Consegna: Prosegui il testo sulla nobiltà sorrentina partendo dopo la sua ultima frase.

=== Documento ===

Il tentativo di definire il quadro della nobiltà sorrentina, così come quello di individuare il numero e l’ identità delle famiglie che, nell’ alimentare l’ aristocrazia locale – nei secoli scorsi – finivano con il trarre i benefici derivanti dall’ appartenere ad un ceto privilegiato anche da un punto di vista amministrativo – oltre che, naturalmente, sociale ed economico -, risulta particolarmente insidioso.
E’ un “neo”, questo, che, purtroppo, compromette in maniera significativa, non solo ogni tentativo di offrire una fedele ricostruzione storica, ma anche quelli miranti a stabilire con la minore approssimazione possibile le peculiarità della vita e della società sorrentina dei secoli passati.
La classificazione per ceti, infatti, – soprattutto in epoche remote – non comportava solo una diversificazione in termini di dignità e di prestigio funzionale allo status di ciascuno, ma determinava conseguenze concrete anche dal punto di vista sociale.
Ciò in considerazione del fatto che – come già evidenziato – alla nobiltà locale, oltre al godimento di privilegi e prerogative – spettava anche una importante funzione nella vita amministrativa cittadina.
Ai Sedili nobiliari, infatti, era riconosciuta la massima dignità possibile nelle scelte decisionali della Università Sorrentina , mentre al Seggio del Popolo era lasciato un potere del tutto residuale.

=== Record forniti ===

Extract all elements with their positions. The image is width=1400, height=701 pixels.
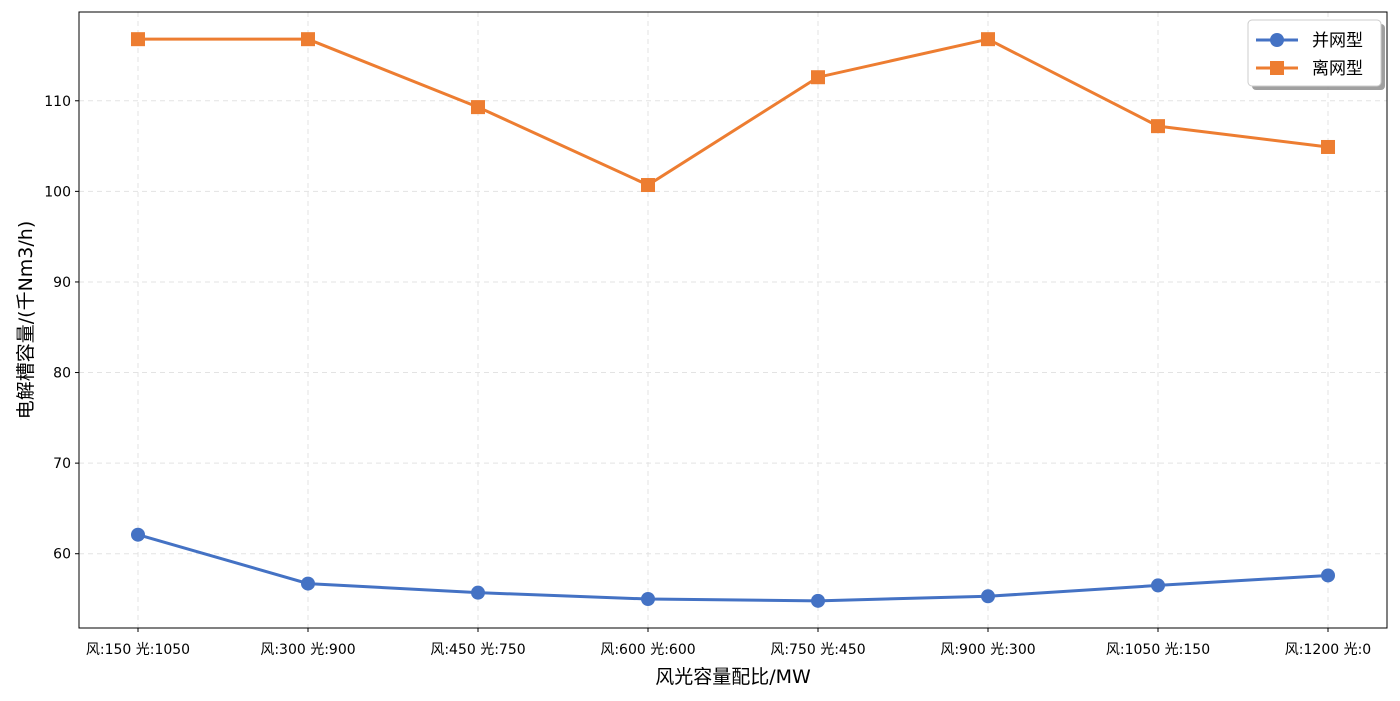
data-point [470,585,485,600]
x-tick-label: 风:300 光:900 [260,642,355,658]
y-tick-label: 100 [44,184,71,200]
data-point [130,32,145,47]
data-point [1321,139,1336,154]
data-point [300,32,315,47]
legend-label: 并网型 [1312,31,1363,51]
data-point [1151,119,1166,134]
data-point [470,100,485,115]
series-line [137,37,1329,187]
data-point [640,178,655,193]
data-point [1151,578,1166,593]
data-point [130,527,145,542]
x-tick-label: 风:1200 光:0 [1285,642,1371,658]
y-tick-label: 70 [53,456,71,472]
grid [79,12,1387,628]
data-point [811,70,826,85]
y-axis: 60 70 80 90 100 110 [44,94,79,563]
data-point [640,592,655,607]
series-2 [130,32,1336,193]
x-axis-label: 风光容量配比/MW [655,666,811,688]
legend-label: 离网型 [1312,59,1363,79]
data-point [811,593,826,608]
x-axis: 风:150 光:1050 风:300 光:900 风:450 光:750 风:600 … [86,628,1371,658]
x-tick-label: 风:150 光:1050 [86,642,190,658]
data-point [981,32,996,47]
series-1 [130,527,1336,608]
data-point [300,576,315,591]
y-axis-label: 电解槽容量/(千Nm3/h) [15,221,37,419]
y-tick-label: 110 [44,94,71,110]
series-line [137,533,1329,603]
data-point [981,589,996,604]
x-tick-label: 风:600 光:600 [600,642,695,658]
x-tick-label: 风:750 光:450 [770,642,865,658]
legend-marker [1270,61,1284,75]
x-tick-label: 风:450 光:750 [430,642,525,658]
series-group [130,32,1336,608]
y-tick-label: 60 [53,547,71,563]
legend-marker [1270,33,1284,47]
plot-frame [78,11,1388,629]
y-tick-label: 80 [53,366,71,382]
x-tick-label: 风:1050 光:150 [1106,642,1210,658]
x-tick-label: 风:900 光:300 [940,642,1035,658]
y-tick-label: 90 [53,275,71,291]
data-point [1321,568,1336,583]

===

Risultato:
Tra l’ altro è giusto sottolineare che, in passato, molti, nel cimentarsi su questo fronte, si sono imbattuti nei pur comodi equivoci procurati dalla indisponibilità di fonti documentarie capaci di offrire prove incontrovertibili di segno opposto (o almeno diverso) rispetto all’ opinione prevalente ed hanno finito con l’ alimentare, tutti, la tendenza a far coincidere il patriziato cittadino con le famiglie aristocratiche di Sorrento che, risiedendo nella Città del Tasso almeno dal XVI secolo, ebbero la possibilità di godere degli onori, dei privilegi e delle prerogative spettanti a quanti avevano diritto ad essere iscritti nei sedili nobiliari (Sedile di Porta e Sedil Dominova).
Purtroppo la quasi totale distruzione di documenti risalenti ad epoche antecedenti alla seconda metà del Cinquecento(1) ha visto interessati anche i libri delle conclusioni e le platee dei seggi nobiliari sorrentini (registri in cui venivano annotati verbali e documenti) con l’ effetto di rendere improponibile, fino ad epoche assai recenti, la formulazione di ipotesi che non fossero quelle riconducibili agli inizi dell’ era moderna.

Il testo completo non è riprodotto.